** Your task **
Go through the material below and copy each line where the word "ksjk" appears.

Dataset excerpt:
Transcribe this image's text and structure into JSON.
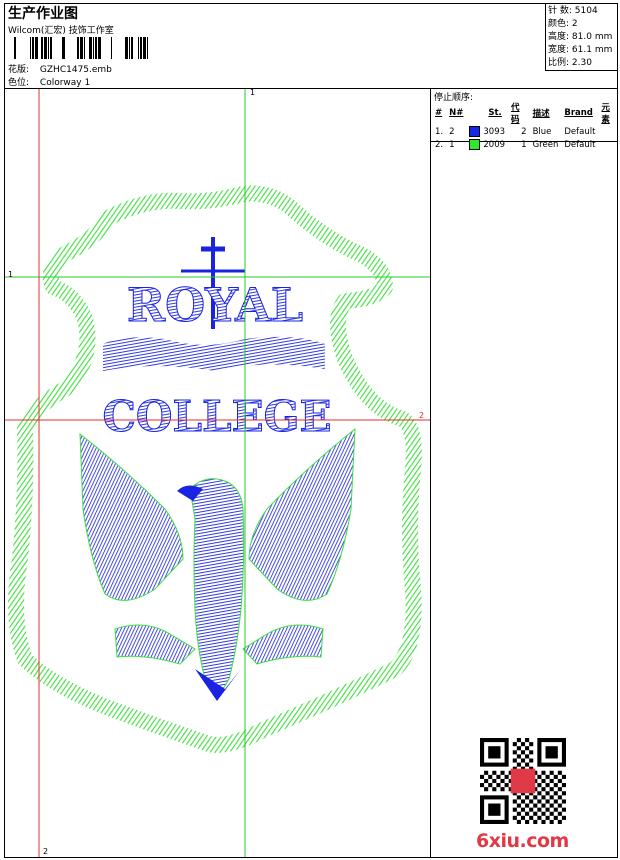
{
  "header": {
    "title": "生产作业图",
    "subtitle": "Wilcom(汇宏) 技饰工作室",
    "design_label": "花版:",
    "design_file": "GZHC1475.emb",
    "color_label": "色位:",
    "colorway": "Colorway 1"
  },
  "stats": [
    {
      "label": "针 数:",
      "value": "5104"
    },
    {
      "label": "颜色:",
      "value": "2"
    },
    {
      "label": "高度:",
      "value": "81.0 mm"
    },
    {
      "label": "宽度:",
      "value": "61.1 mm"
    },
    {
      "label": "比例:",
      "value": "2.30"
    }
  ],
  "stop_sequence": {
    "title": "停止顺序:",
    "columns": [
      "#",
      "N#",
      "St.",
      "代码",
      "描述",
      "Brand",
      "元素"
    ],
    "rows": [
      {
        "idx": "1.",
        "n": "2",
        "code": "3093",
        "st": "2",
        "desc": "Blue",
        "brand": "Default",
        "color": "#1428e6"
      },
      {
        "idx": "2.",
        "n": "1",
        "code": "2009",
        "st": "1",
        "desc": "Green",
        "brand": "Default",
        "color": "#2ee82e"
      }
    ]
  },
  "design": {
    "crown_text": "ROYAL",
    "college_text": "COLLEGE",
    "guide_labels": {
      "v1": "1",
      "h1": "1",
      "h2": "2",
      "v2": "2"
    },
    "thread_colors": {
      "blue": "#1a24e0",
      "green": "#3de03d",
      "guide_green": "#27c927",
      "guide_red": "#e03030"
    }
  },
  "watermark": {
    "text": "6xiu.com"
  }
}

--

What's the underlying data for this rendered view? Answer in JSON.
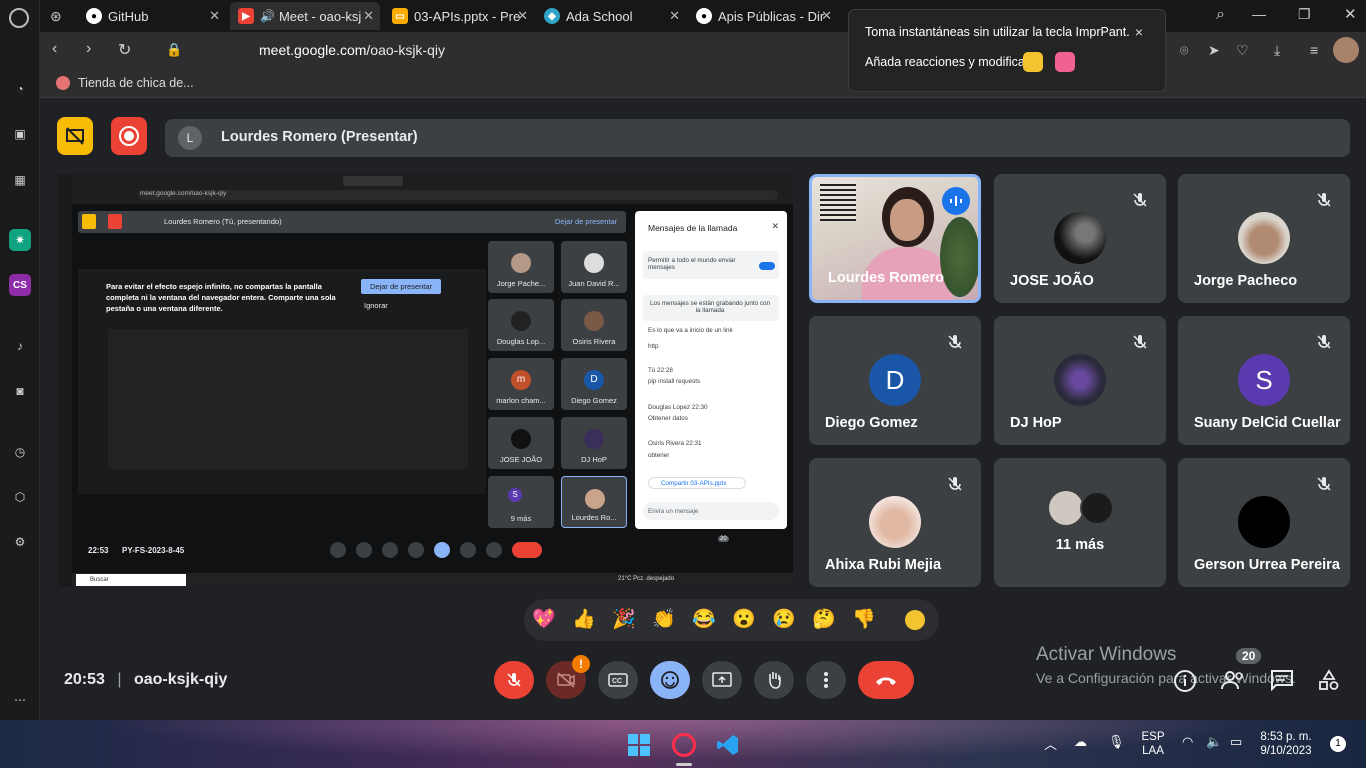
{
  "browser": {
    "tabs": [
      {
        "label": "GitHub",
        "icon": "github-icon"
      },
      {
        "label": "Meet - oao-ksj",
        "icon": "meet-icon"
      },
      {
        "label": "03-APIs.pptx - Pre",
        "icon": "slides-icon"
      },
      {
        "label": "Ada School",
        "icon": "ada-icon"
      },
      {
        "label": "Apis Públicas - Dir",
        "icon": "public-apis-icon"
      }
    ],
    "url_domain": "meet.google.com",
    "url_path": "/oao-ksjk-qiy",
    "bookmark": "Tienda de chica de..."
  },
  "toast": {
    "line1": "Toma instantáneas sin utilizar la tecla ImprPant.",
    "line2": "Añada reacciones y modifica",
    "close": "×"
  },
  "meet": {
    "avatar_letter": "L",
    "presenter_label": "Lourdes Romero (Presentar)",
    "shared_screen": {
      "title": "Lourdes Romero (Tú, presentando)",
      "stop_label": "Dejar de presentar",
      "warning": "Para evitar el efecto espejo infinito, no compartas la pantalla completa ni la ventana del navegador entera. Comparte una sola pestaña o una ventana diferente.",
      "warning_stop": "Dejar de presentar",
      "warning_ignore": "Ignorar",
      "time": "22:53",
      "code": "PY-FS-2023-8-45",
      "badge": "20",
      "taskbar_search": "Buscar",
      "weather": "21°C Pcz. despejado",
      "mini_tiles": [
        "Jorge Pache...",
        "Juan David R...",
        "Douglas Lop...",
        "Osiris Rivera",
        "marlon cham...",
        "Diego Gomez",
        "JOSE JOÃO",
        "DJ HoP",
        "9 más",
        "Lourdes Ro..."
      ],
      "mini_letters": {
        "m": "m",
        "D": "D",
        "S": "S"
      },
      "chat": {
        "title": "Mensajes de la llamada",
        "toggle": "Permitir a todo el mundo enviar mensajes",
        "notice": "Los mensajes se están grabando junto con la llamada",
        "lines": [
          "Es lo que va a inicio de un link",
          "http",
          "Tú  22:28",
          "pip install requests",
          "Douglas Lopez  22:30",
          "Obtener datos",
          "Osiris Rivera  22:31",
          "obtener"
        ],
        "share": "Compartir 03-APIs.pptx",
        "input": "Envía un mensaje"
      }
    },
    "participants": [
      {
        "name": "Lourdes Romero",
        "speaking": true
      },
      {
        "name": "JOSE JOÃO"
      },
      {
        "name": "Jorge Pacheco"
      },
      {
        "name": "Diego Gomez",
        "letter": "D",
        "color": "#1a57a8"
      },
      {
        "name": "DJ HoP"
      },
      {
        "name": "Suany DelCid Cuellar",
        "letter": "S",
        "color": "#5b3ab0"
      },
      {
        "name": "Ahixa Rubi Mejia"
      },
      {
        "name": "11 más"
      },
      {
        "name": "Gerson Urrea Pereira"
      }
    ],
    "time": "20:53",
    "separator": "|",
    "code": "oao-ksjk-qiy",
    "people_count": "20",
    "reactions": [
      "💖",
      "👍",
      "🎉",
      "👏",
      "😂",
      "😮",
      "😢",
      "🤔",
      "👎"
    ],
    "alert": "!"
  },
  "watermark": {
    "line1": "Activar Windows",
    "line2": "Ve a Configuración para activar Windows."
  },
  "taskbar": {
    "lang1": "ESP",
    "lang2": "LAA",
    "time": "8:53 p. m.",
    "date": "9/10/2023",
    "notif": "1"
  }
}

...

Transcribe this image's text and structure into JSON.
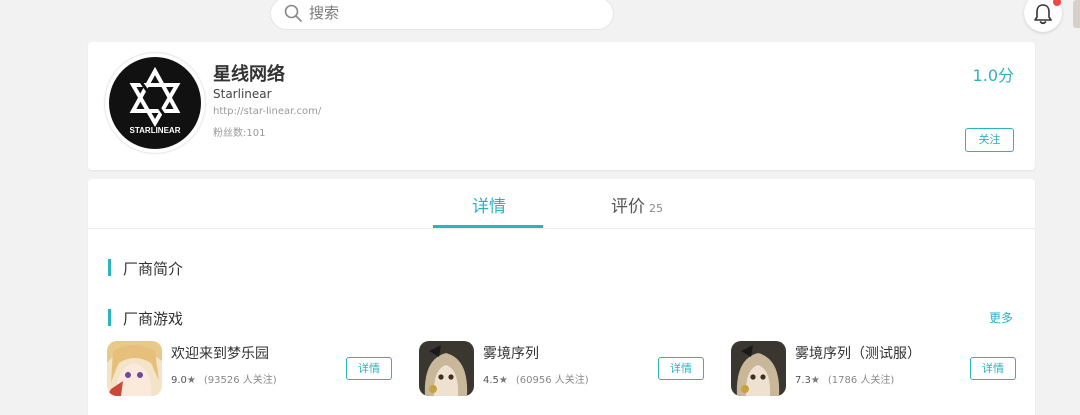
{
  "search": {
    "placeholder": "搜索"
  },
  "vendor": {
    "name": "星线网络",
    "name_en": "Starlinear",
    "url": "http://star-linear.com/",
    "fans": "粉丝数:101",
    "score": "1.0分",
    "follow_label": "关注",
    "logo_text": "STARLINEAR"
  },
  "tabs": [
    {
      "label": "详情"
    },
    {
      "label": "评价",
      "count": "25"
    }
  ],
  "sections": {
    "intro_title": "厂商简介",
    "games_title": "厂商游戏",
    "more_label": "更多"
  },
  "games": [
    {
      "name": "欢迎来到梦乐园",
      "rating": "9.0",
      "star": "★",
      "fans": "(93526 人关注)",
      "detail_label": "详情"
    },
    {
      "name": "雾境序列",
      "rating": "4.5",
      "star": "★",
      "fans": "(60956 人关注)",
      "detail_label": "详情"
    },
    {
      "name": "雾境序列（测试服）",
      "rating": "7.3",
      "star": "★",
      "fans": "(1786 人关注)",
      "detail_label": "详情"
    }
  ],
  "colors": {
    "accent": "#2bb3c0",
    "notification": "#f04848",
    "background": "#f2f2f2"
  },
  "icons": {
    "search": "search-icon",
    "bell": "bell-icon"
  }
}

** Result **
    "url_path": "/oao-ksjk-qiy",
    "code": "oao-ksjk-qiy",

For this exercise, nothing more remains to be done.